### [The task]
Each line of the listing that contains the word "plating" is to be copied.
○ ○ ○ ○
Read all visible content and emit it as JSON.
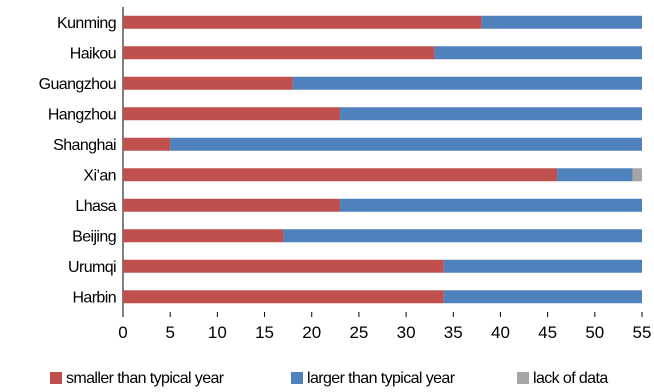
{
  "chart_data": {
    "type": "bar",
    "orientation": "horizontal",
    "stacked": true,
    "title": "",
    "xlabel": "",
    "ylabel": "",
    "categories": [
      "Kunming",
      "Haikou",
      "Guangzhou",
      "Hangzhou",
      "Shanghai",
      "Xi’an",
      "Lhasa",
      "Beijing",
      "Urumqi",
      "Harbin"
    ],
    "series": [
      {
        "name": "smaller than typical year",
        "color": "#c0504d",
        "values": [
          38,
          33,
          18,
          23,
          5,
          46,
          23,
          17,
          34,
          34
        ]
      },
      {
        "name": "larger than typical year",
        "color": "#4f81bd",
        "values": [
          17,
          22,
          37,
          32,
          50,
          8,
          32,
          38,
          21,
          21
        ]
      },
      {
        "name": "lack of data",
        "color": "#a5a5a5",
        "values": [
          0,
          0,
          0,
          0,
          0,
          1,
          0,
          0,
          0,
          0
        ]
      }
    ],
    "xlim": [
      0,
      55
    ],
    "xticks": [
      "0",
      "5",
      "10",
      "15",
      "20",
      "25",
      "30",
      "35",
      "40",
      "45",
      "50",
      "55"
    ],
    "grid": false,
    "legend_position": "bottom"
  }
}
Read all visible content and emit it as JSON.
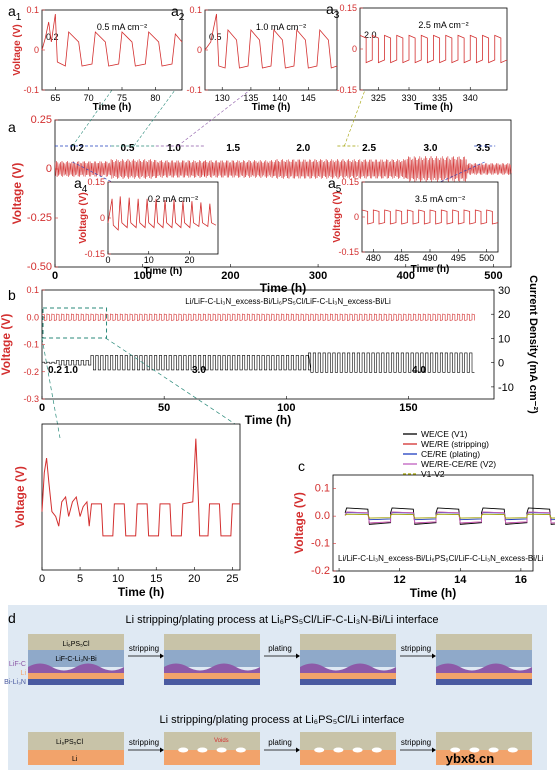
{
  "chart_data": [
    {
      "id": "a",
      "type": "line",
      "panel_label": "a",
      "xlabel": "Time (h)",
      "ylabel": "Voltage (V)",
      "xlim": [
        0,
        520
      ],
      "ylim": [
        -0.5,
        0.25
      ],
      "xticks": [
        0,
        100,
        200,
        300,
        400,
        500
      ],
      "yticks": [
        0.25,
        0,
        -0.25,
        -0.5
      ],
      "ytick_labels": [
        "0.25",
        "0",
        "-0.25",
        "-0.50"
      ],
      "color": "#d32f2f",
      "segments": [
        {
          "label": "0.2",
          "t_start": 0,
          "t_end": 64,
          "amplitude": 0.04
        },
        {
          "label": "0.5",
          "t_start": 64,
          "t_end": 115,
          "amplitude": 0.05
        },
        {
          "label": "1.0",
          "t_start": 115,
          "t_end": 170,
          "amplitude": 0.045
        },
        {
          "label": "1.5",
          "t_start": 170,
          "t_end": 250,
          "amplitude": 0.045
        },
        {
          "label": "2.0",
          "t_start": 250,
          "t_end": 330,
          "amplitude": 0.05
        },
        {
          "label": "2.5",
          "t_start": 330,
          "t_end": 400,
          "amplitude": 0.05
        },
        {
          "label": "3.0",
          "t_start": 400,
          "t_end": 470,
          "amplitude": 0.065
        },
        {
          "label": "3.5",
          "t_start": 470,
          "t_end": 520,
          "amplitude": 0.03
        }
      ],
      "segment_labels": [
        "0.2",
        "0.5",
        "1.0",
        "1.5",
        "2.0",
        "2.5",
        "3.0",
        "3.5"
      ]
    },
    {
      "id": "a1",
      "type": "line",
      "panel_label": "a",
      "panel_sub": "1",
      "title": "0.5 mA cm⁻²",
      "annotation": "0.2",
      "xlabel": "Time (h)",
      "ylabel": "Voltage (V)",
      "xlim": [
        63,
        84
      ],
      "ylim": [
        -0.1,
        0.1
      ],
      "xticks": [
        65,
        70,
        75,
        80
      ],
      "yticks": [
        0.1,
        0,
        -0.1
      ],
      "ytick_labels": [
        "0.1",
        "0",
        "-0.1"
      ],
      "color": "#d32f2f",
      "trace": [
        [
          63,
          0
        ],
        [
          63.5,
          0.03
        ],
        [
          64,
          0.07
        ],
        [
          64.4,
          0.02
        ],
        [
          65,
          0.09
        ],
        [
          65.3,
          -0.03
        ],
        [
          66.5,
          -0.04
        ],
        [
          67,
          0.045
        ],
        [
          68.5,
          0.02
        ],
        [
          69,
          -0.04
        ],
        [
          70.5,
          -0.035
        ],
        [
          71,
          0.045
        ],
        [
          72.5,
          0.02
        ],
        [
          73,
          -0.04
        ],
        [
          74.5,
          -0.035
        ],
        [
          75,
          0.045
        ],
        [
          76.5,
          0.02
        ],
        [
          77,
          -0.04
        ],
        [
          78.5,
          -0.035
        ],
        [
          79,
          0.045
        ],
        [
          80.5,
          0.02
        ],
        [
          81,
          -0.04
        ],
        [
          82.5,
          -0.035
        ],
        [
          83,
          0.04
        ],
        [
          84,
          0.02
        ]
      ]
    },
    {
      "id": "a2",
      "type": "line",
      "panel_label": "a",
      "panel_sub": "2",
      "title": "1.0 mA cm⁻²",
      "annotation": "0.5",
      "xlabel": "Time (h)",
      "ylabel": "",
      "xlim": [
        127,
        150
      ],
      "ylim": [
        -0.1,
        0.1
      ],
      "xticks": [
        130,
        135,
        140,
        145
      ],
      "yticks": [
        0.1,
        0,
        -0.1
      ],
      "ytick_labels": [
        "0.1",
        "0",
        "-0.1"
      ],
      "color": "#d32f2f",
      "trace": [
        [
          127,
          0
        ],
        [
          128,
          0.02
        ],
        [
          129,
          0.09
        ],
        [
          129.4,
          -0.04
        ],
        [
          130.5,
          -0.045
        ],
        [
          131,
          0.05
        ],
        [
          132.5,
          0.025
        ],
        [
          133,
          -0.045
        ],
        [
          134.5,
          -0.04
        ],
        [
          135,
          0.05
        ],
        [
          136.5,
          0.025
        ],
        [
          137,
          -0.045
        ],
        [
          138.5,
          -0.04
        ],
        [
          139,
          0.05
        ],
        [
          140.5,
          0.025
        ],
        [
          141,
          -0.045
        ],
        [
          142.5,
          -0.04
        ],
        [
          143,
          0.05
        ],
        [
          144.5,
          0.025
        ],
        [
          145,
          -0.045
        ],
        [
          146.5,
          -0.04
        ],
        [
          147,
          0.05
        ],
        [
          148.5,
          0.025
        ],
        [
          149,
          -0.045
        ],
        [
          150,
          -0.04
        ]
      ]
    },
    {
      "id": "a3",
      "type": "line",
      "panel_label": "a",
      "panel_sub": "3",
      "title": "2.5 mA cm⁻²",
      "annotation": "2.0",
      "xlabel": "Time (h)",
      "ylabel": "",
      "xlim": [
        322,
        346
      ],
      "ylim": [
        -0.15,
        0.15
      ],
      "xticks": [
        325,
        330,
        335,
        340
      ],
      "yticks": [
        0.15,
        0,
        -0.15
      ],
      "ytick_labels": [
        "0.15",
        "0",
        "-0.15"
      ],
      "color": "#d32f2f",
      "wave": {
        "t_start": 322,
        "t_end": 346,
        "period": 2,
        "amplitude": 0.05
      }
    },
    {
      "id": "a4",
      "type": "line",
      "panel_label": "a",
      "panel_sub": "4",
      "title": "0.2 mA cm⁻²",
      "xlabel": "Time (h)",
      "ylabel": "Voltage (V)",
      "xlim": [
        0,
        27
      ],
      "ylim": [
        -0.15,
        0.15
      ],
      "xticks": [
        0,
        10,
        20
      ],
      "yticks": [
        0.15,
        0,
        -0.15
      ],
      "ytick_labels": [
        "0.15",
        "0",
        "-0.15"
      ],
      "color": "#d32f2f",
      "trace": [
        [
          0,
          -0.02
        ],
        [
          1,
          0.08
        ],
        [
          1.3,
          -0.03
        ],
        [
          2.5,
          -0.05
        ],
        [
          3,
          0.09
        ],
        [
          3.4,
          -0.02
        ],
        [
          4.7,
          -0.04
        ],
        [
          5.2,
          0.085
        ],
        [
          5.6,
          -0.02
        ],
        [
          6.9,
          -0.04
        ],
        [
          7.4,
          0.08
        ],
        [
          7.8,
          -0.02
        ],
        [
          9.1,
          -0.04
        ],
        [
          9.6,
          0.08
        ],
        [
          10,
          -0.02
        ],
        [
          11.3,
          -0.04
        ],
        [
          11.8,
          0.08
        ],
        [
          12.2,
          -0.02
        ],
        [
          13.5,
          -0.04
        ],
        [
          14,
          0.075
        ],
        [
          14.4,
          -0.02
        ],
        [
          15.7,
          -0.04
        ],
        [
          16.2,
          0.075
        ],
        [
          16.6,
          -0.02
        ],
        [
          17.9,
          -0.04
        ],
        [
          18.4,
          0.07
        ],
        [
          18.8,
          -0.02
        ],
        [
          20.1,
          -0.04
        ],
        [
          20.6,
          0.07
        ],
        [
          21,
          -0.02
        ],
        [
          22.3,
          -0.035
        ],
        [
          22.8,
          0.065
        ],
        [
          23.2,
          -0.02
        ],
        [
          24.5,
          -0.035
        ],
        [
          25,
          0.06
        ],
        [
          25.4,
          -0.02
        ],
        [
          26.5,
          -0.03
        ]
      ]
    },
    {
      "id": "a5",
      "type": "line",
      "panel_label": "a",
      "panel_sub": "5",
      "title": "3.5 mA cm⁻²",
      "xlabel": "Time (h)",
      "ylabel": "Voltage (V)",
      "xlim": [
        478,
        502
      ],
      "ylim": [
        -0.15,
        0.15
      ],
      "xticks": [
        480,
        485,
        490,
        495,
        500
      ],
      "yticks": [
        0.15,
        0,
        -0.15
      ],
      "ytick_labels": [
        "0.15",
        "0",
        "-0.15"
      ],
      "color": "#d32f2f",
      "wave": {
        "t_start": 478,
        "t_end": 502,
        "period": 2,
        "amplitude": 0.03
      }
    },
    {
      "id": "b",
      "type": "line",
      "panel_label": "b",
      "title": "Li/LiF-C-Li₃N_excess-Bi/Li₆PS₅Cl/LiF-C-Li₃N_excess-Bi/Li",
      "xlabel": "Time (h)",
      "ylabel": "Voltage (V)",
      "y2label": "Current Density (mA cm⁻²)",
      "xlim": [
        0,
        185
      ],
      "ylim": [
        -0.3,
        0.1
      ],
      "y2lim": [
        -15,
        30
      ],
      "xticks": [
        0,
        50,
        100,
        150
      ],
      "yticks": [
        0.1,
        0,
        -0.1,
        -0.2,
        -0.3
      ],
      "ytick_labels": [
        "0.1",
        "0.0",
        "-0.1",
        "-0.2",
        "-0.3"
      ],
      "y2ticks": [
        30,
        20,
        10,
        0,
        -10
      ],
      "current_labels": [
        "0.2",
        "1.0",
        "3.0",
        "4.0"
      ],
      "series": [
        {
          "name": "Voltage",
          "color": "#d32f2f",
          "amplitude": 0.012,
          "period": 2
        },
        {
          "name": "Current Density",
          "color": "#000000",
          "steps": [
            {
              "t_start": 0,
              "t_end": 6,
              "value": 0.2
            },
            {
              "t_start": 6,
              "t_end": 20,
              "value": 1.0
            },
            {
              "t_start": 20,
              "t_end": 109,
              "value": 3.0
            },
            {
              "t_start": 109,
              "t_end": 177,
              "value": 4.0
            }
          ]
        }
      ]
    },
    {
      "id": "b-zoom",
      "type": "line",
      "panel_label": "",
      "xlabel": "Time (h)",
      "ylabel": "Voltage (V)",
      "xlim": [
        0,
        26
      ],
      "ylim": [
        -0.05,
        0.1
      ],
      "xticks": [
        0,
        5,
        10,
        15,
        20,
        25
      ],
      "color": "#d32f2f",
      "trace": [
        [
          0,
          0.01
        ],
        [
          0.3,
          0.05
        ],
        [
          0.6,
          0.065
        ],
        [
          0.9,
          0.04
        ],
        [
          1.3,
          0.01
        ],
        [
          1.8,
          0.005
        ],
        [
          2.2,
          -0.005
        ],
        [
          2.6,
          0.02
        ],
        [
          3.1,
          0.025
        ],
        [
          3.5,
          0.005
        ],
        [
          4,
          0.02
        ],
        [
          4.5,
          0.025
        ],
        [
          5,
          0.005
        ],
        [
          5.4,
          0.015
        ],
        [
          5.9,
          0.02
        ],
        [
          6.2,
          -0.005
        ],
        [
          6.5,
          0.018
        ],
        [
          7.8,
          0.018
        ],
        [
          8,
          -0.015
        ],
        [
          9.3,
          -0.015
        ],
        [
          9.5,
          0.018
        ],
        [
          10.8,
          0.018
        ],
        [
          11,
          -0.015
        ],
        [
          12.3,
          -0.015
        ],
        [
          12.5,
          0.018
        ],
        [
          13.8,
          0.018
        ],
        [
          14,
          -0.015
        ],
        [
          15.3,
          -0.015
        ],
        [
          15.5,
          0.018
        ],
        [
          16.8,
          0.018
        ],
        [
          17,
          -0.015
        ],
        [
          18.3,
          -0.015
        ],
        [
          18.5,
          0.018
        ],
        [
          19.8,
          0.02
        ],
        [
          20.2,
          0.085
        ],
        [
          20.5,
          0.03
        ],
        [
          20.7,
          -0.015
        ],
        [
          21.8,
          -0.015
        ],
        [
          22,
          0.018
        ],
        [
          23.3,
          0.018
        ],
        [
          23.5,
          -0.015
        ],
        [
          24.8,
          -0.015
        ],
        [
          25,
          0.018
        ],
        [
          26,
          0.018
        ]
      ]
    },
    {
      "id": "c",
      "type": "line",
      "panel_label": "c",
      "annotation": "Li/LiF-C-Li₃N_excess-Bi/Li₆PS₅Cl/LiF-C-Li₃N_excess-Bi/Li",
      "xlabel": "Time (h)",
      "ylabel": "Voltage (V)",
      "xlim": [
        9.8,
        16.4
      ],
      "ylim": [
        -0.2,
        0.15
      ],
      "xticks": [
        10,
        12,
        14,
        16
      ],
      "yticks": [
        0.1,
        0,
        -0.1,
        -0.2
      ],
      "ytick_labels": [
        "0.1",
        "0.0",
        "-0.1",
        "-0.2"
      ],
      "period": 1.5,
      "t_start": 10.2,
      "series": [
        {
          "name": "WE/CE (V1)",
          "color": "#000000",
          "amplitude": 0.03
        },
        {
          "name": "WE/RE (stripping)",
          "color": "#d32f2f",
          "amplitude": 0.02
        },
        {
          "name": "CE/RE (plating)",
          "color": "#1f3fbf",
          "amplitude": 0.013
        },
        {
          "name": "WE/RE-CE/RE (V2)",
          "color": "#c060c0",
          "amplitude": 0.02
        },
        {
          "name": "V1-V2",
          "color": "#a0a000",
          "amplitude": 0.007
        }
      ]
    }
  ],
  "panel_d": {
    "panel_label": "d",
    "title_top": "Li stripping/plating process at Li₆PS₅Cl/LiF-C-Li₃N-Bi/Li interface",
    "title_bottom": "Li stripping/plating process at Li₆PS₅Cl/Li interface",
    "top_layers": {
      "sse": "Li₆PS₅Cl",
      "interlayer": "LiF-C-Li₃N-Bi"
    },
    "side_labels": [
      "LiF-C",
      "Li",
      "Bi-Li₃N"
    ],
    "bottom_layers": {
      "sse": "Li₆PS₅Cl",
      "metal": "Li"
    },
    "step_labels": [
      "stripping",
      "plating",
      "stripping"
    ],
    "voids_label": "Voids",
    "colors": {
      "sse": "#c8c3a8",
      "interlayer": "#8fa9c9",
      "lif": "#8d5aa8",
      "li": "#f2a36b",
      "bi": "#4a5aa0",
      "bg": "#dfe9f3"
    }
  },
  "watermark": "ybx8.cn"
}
○ ○ ○ ○
### [Full response]
          "name": "CE/RE (plating)",
    "title_top": "Li stripping/plating process at Li₆PS₅Cl/LiF-C-Li₃N-Bi/Li interface",
    "title_bottom": "Li stripping/plating process at Li₆PS₅Cl/Li interface",
      "plating",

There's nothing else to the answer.